» The task: All records should be reproduced verbatim.

◇ ◇ ◇ ◇

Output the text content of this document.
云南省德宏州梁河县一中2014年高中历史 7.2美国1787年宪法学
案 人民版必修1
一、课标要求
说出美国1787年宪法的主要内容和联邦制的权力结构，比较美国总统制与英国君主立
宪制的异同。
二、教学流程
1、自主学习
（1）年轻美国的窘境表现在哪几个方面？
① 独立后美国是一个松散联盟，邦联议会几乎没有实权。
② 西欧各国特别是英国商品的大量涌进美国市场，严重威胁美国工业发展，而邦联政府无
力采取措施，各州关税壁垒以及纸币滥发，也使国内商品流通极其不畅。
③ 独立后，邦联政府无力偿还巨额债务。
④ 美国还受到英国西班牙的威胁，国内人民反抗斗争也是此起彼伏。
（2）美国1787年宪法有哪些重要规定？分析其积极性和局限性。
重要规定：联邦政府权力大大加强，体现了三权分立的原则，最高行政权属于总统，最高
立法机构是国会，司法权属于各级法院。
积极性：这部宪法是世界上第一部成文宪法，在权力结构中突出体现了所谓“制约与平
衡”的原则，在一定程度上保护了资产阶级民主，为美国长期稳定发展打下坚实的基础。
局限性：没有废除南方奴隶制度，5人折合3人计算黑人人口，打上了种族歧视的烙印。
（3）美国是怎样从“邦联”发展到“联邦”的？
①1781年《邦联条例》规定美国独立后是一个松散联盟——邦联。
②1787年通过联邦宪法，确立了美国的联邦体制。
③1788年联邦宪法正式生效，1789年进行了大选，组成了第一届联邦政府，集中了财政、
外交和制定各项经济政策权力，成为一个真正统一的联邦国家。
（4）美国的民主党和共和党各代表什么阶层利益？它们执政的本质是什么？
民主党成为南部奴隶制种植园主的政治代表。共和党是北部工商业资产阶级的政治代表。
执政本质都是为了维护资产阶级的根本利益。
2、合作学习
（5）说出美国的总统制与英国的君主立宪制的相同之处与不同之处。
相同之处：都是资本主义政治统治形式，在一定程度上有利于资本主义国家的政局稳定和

◇ ◇ ◇ ◇

» Task result:
Output the text content of this document.
云南省德宏州梁河县一中2014年高中历史 7.2美国1787年宪法学
案 人民版必修1
一、课标要求
说出美国1787年宪法的主要内容和联邦制的权力结构，比较美国总统制与英国君主立
宪制的异同。
二、教学流程
1、自主学习
（1）年轻美国的窘境表现在哪几个方面？
① 独立后美国是一个松散联盟，邦联议会几乎没有实权。
② 西欧各国特别是英国商品的大量涌进美国市场，严重威胁美国工业发展，而邦联政府无
力采取措施，各州关税壁垒以及纸币滥发，也使国内商品流通极其不畅。
③ 独立后，邦联政府无力偿还巨额债务。
④ 美国还受到英国西班牙的威胁，国内人民反抗斗争也是此起彼伏。
（2）美国1787年宪法有哪些重要规定？分析其积极性和局限性。
重要规定：联邦政府权力大大加强，体现了三权分立的原则，最高行政权属于总统，最高
立法机构是国会，司法权属于各级法院。
积极性：这部宪法是世界上第一部成文宪法，在权力结构中突出体现了所谓“制约与平
衡”的原则，在一定程度上保护了资产阶级民主，为美国长期稳定发展打下坚实的基础。
局限性：没有废除南方奴隶制度，5人折合3人计算黑人人口，打上了种族歧视的烙印。
（3）美国是怎样从“邦联”发展到“联邦”的？
①1781年《邦联条例》规定美国独立后是一个松散联盟——邦联。
②1787年通过联邦宪法，确立了美国的联邦体制。
③1788年联邦宪法正式生效，1789年进行了大选，组成了第一届联邦政府，集中了财政、
外交和制定各项经济政策权力，成为一个真正统一的联邦国家。
（4）美国的民主党和共和党各代表什么阶层利益？它们执政的本质是什么？
民主党成为南部奴隶制种植园主的政治代表。共和党是北部工商业资产阶级的政治代表。
执政本质都是为了维护资产阶级的根本利益。
2、合作学习
（5）说出美国的总统制与英国的君主立宪制的相同之处与不同之处。
相同之处：都是资本主义政治统治形式，在一定程度上有利于资本主义国家的政局稳定和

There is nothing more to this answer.